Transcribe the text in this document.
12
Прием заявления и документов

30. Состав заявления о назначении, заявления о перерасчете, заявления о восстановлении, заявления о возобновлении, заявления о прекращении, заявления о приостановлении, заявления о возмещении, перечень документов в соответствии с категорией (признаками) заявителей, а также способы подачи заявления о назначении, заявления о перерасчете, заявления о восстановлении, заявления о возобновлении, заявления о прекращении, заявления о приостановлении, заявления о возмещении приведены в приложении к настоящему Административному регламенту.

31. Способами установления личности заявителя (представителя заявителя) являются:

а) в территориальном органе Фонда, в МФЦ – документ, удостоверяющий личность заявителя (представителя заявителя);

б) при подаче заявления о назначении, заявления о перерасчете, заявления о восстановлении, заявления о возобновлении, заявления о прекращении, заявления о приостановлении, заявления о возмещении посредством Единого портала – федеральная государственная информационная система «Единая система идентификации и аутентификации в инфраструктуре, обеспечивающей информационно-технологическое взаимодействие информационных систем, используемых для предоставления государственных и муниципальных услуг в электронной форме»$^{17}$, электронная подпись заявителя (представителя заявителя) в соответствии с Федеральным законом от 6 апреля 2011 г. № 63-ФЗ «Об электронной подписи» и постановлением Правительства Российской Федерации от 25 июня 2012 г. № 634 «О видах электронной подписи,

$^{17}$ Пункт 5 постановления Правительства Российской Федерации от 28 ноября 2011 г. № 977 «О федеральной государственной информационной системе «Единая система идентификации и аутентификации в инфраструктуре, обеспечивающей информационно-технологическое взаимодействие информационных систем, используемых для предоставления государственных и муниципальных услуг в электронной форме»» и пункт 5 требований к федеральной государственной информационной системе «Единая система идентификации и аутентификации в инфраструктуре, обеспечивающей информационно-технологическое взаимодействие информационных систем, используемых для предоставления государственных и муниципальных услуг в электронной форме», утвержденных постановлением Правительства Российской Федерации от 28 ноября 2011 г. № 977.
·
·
^^^^^^^^^^^^^^^^
- **EXERCISE INSTRUCTIONS**
Identify each line holding the string "идентификации", and copy it out.

- **SOLUTION**
б) при подаче заявления о назначении, заявления о перерасчете, заявления о восстановлении, заявления о возобновлении, заявления о прекращении, заявления о приостановлении, заявления о возмещении посредством Единого портала – федеральная государственная информационная система «Единая система идентификации и аутентификации в инфраструктуре, обеспечивающей информационно-технологическое взаимодействие информационных систем, используемых для предоставления государственных и муниципальных услуг в электронной форме»$^{17}$, электронная подпись заявителя (представителя заявителя) в соответствии с Федеральным законом от 6 апреля 2011 г. № 63-ФЗ «Об электронной подписи» и постановлением Правительства Российской Федерации от 25 июня 2012 г. № 634 «О видах электронной подписи,
$^{17}$ Пункт 5 постановления Правительства Российской Федерации от 28 ноября 2011 г. № 977 «О федеральной государственной информационной системе «Единая система идентификации и аутентификации в инфраструктуре, обеспечивающей информационно-технологическое взаимодействие информационных систем, используемых для предоставления государственных и муниципальных услуг в электронной форме»» и пункт 5 требований к федеральной государственной информационной системе «Единая система идентификации и аутентификации в инфраструктуре, обеспечивающей информационно-технологическое взаимодействие информационных систем, используемых для предоставления государственных и муниципальных услуг в электронной форме», утвержденных постановлением Правительства Российской Федерации от 28 ноября 2011 г. № 977.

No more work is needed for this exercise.